* Problem to work on
Pick every line from the data that holds the word "screenshot".

* Figure content listings
# # #
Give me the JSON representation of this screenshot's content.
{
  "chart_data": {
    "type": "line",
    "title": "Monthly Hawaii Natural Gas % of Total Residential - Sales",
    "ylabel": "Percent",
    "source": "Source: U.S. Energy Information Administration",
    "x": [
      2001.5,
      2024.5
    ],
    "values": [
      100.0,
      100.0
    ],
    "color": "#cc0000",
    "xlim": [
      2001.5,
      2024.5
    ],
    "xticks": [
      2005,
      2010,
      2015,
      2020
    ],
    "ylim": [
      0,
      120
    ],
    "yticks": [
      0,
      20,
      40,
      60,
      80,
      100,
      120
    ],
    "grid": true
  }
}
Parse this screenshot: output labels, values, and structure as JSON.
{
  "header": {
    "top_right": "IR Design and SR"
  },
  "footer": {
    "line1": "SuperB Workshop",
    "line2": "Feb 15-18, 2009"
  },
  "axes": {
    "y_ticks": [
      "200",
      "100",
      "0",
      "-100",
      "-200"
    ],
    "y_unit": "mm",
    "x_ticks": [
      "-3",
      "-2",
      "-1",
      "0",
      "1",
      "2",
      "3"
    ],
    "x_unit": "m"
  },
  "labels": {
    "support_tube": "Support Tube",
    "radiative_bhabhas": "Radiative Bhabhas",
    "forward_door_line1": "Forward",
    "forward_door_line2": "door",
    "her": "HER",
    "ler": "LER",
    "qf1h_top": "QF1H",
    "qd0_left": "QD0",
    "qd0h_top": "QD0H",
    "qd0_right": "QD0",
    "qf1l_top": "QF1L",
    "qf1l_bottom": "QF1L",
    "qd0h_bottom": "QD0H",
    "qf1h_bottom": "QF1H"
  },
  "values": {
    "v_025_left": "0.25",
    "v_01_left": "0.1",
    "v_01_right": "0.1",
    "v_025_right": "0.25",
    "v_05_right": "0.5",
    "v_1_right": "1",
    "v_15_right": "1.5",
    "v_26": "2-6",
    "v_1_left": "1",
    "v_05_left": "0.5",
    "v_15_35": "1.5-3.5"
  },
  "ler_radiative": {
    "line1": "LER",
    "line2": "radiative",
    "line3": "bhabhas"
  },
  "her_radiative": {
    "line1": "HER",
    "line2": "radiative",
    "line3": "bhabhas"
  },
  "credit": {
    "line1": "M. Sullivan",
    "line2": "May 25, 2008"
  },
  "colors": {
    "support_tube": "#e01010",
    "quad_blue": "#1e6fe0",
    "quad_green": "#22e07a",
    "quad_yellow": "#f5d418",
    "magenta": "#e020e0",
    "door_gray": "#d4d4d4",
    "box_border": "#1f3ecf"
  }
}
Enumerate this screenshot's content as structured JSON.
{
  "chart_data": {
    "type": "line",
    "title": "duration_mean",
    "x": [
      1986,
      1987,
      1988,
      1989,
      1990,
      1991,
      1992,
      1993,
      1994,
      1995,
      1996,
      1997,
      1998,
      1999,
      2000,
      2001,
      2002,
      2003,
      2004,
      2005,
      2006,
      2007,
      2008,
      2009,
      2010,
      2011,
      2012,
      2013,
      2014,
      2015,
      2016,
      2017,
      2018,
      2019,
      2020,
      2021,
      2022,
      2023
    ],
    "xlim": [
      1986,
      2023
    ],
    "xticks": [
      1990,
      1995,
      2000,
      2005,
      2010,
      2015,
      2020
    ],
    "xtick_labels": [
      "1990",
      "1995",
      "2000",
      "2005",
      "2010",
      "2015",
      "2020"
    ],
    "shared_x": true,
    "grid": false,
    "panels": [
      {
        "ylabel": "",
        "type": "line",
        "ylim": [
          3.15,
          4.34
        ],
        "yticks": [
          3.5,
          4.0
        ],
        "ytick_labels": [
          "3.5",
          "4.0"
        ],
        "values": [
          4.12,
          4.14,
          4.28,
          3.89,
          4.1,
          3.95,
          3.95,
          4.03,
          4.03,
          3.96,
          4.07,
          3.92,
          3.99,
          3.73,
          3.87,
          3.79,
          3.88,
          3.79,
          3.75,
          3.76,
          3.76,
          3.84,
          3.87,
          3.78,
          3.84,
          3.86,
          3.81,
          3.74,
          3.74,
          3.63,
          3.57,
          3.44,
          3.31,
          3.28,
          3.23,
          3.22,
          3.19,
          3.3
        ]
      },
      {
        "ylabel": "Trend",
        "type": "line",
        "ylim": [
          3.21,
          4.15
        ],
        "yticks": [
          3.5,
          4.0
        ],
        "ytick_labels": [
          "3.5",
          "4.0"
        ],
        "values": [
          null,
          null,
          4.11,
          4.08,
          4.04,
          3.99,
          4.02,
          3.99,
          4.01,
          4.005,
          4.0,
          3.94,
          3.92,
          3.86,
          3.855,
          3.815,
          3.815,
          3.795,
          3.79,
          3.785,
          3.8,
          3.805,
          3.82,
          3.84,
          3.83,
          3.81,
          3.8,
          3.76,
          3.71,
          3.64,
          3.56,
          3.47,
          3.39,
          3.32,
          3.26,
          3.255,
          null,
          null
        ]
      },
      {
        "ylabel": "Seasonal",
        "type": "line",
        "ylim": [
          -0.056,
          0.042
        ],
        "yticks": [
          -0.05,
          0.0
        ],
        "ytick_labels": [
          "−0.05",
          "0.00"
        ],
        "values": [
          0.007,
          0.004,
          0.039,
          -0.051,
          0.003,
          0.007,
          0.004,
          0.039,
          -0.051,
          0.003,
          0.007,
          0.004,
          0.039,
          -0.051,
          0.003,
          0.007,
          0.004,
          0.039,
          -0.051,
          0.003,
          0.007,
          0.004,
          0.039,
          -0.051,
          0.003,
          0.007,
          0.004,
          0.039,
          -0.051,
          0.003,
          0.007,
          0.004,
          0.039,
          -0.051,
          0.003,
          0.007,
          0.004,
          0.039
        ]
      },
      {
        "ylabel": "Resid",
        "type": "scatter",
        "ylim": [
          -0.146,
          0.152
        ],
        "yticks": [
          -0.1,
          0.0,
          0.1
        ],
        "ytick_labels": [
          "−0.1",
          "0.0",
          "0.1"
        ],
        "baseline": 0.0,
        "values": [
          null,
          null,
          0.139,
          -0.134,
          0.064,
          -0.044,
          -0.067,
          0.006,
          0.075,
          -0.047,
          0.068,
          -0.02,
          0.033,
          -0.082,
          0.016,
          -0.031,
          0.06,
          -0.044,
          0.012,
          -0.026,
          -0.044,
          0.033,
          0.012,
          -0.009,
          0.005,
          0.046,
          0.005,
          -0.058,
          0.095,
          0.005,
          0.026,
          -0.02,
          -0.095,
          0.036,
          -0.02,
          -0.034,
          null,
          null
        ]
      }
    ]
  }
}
# # #
* Written reply
Give me the JSON representation of this screenshot's content.
Parse this screenshot: output labels, values, and structure as JSON.
Enumerate this screenshot's content as structured JSON.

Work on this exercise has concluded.